--- BEGIN Data shown ---
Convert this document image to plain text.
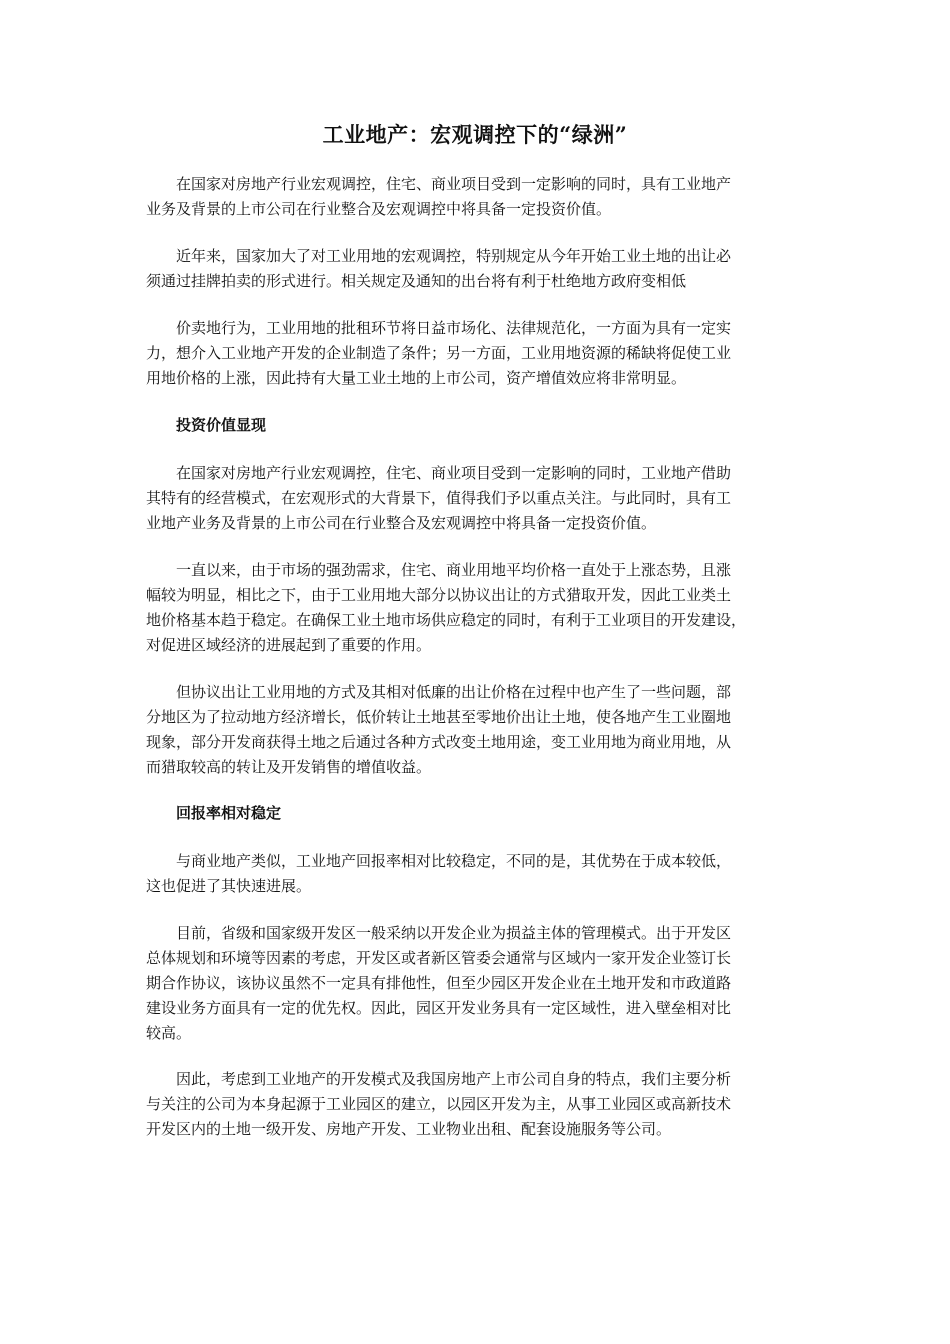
工业地产：宏观调控下的“绿洲”
在国家对房地产行业宏观调控，住宅、商业项目受到一定影响的同时，具有工业地产
业务及背景的上市公司在行业整合及宏观调控中将具备一定投资价值。
近年来，国家加大了对工业用地的宏观调控，特别规定从今年开始工业土地的出让必
须通过挂牌拍卖的形式进行。相关规定及通知的出台将有利于杜绝地方政府变相低
价卖地行为，工业用地的批租环节将日益市场化、法律规范化，一方面为具有一定实
力，想介入工业地产开发的企业制造了条件；另一方面，工业用地资源的稀缺将促使工业
用地价格的上涨，因此持有大量工业土地的上市公司，资产增值效应将非常明显。
投资价值显现
在国家对房地产行业宏观调控，住宅、商业项目受到一定影响的同时，工业地产借助
其特有的经营模式，在宏观形式的大背景下，值得我们予以重点关注。与此同时，具有工
业地产业务及背景的上市公司在行业整合及宏观调控中将具备一定投资价值。
一直以来，由于市场的强劲需求，住宅、商业用地平均价格一直处于上涨态势，且涨
幅较为明显，相比之下，由于工业用地大部分以协议出让的方式猎取开发，因此工业类土
地价格基本趋于稳定。在确保工业土地市场供应稳定的同时，有利于工业项目的开发建设，
对促进区域经济的进展起到了重要的作用。
但协议出让工业用地的方式及其相对低廉的出让价格在过程中也产生了一些问题，部
分地区为了拉动地方经济增长，低价转让土地甚至零地价出让土地，使各地产生工业圈地
现象，部分开发商获得土地之后通过各种方式改变土地用途，变工业用地为商业用地，从
而猎取较高的转让及开发销售的增值收益。
回报率相对稳定
与商业地产类似，工业地产回报率相对比较稳定，不同的是，其优势在于成本较低，
这也促进了其快速进展。
目前，省级和国家级开发区一般采纳以开发企业为损益主体的管理模式。出于开发区
总体规划和环境等因素的考虑，开发区或者新区管委会通常与区域内一家开发企业签订长
期合作协议，该协议虽然不一定具有排他性，但至少园区开发企业在土地开发和市政道路
建设业务方面具有一定的优先权。因此，园区开发业务具有一定区域性，进入壁垒相对比
较高。
因此，考虑到工业地产的开发模式及我国房地产上市公司自身的特点，我们主要分析
与关注的公司为本身起源于工业园区的建立，以园区开发为主，从事工业园区或高新技术
开发区内的土地一级开发、房地产开发、工业物业出租、配套设施服务等公司。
--- END Data shown ---
- _Stated problem_: Return the entries unchanged, save for the pictures, which do not belong in the copy.

- _Solution for this exercise_:
Convert this document image to plain text.
工业地产：宏观调控下的“绿洲”
在国家对房地产行业宏观调控，住宅、商业项目受到一定影响的同时，具有工业地产
业务及背景的上市公司在行业整合及宏观调控中将具备一定投资价值。
近年来，国家加大了对工业用地的宏观调控，特别规定从今年开始工业土地的出让必
须通过挂牌拍卖的形式进行。相关规定及通知的出台将有利于杜绝地方政府变相低
价卖地行为，工业用地的批租环节将日益市场化、法律规范化，一方面为具有一定实
力，想介入工业地产开发的企业制造了条件；另一方面，工业用地资源的稀缺将促使工业
用地价格的上涨，因此持有大量工业土地的上市公司，资产增值效应将非常明显。
投资价值显现
在国家对房地产行业宏观调控，住宅、商业项目受到一定影响的同时，工业地产借助
其特有的经营模式，在宏观形式的大背景下，值得我们予以重点关注。与此同时，具有工
业地产业务及背景的上市公司在行业整合及宏观调控中将具备一定投资价值。
一直以来，由于市场的强劲需求，住宅、商业用地平均价格一直处于上涨态势，且涨
幅较为明显，相比之下，由于工业用地大部分以协议出让的方式猎取开发，因此工业类土
地价格基本趋于稳定。在确保工业土地市场供应稳定的同时，有利于工业项目的开发建设，
对促进区域经济的进展起到了重要的作用。
但协议出让工业用地的方式及其相对低廉的出让价格在过程中也产生了一些问题，部
分地区为了拉动地方经济增长，低价转让土地甚至零地价出让土地，使各地产生工业圈地
现象，部分开发商获得土地之后通过各种方式改变土地用途，变工业用地为商业用地，从
而猎取较高的转让及开发销售的增值收益。
回报率相对稳定
与商业地产类似，工业地产回报率相对比较稳定，不同的是，其优势在于成本较低，
这也促进了其快速进展。
目前，省级和国家级开发区一般采纳以开发企业为损益主体的管理模式。出于开发区
总体规划和环境等因素的考虑，开发区或者新区管委会通常与区域内一家开发企业签订长
期合作协议，该协议虽然不一定具有排他性，但至少园区开发企业在土地开发和市政道路
建设业务方面具有一定的优先权。因此，园区开发业务具有一定区域性，进入壁垒相对比
较高。
因此，考虑到工业地产的开发模式及我国房地产上市公司自身的特点，我们主要分析
与关注的公司为本身起源于工业园区的建立，以园区开发为主，从事工业园区或高新技术
开发区内的土地一级开发、房地产开发、工业物业出租、配套设施服务等公司。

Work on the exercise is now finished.